SET TASK:
Go through the data below and copy it exactly, skipping every picture.
↓
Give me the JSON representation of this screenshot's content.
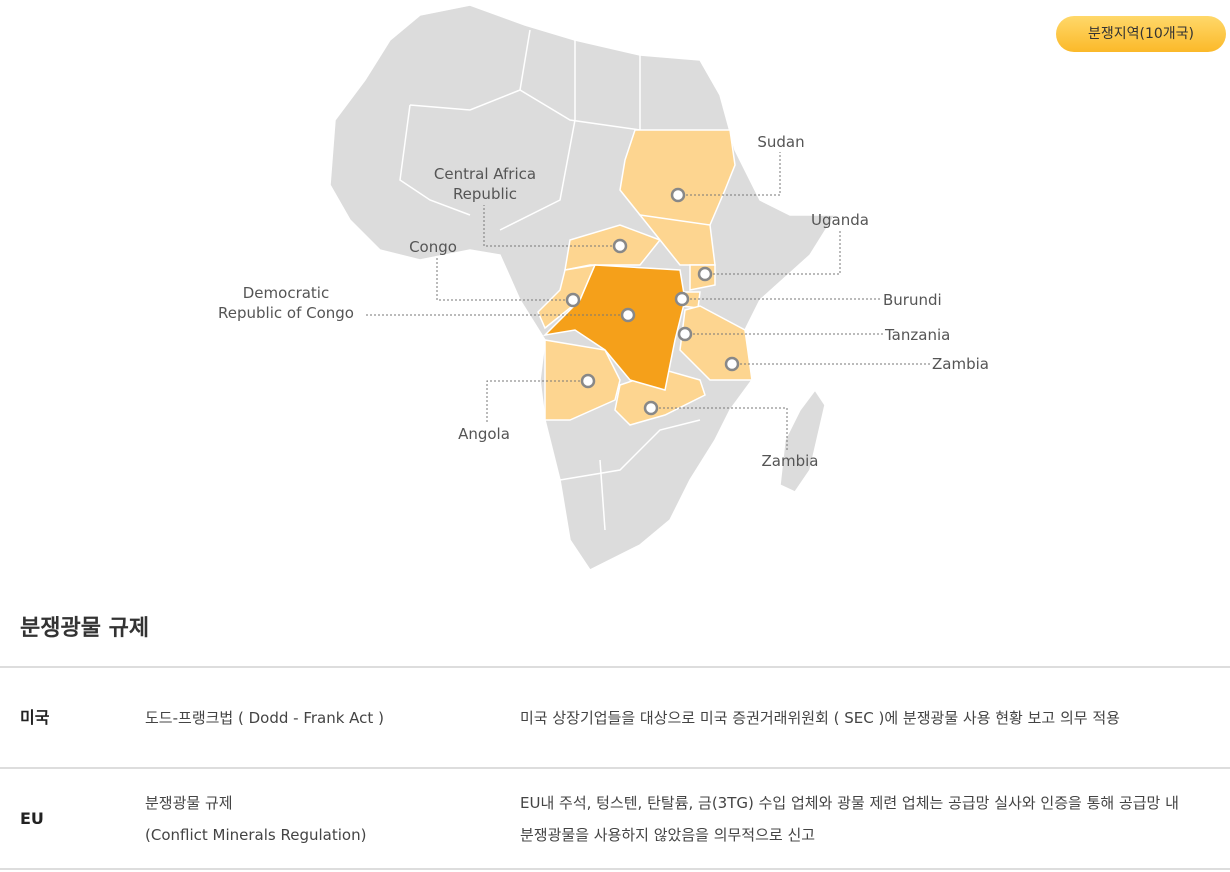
{
  "badge": "분쟁지역(10개국)",
  "map": {
    "labels": [
      {
        "name": "Sudan"
      },
      {
        "name": "Central Africa\nRepublic"
      },
      {
        "name": "Uganda"
      },
      {
        "name": "Congo"
      },
      {
        "name": "Burundi"
      },
      {
        "name": "Democratic\nRepublic of Congo"
      },
      {
        "name": "Tanzania"
      },
      {
        "name": "Zambia"
      },
      {
        "name": "Angola"
      },
      {
        "name": "Zambia"
      }
    ]
  },
  "section": {
    "title": "분쟁광물 규제"
  },
  "table": {
    "rows": [
      [
        [
          "미국"
        ],
        [
          "도드-프랭크법 ( Dodd - Frank Act )"
        ],
        [
          "미국 상장기업들을 대상으로 미국 증권거래위원회 ( SEC )에 분쟁광물 사용 현황 보고 의무 적용"
        ]
      ],
      [
        [
          "EU"
        ],
        [
          "분쟁광물 규제",
          "(Conflict Minerals Regulation)"
        ],
        [
          "EU내 주석, 텅스텐, 탄탈륨, 금(3TG) 수입 업체와 광물 제련 업체는 공급망 실사와 인증을 통해 공급망 내",
          "분쟁광물을 사용하지 않았음을 의무적으로 신고"
        ]
      ]
    ]
  }
}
↑
RESPONSE TO THE TASK:
Give me the JSON representation of this screenshot's content.
{
  "badge": "분쟁지역(10개국)",
  "map": {
    "labels": [
      {
        "name": "Sudan"
      },
      {
        "name": "Central Africa\nRepublic"
      },
      {
        "name": "Uganda"
      },
      {
        "name": "Congo"
      },
      {
        "name": "Burundi"
      },
      {
        "name": "Democratic\nRepublic of Congo"
      },
      {
        "name": "Tanzania"
      },
      {
        "name": "Zambia"
      },
      {
        "name": "Angola"
      },
      {
        "name": "Zambia"
      }
    ]
  },
  "section": {
    "title": "분쟁광물 규제"
  },
  "table": {
    "rows": [
      [
        [
          "미국"
        ],
        [
          "도드-프랭크법 ( Dodd - Frank Act )"
        ],
        [
          "미국 상장기업들을 대상으로 미국 증권거래위원회 ( SEC )에 분쟁광물 사용 현황 보고 의무 적용"
        ]
      ],
      [
        [
          "EU"
        ],
        [
          "분쟁광물 규제",
          "(Conflict Minerals Regulation)"
        ],
        [
          "EU내 주석, 텅스텐, 탄탈륨, 금(3TG) 수입 업체와 광물 제련 업체는 공급망 실사와 인증을 통해 공급망 내",
          "분쟁광물을 사용하지 않았음을 의무적으로 신고"
        ]
      ]
    ]
  }
}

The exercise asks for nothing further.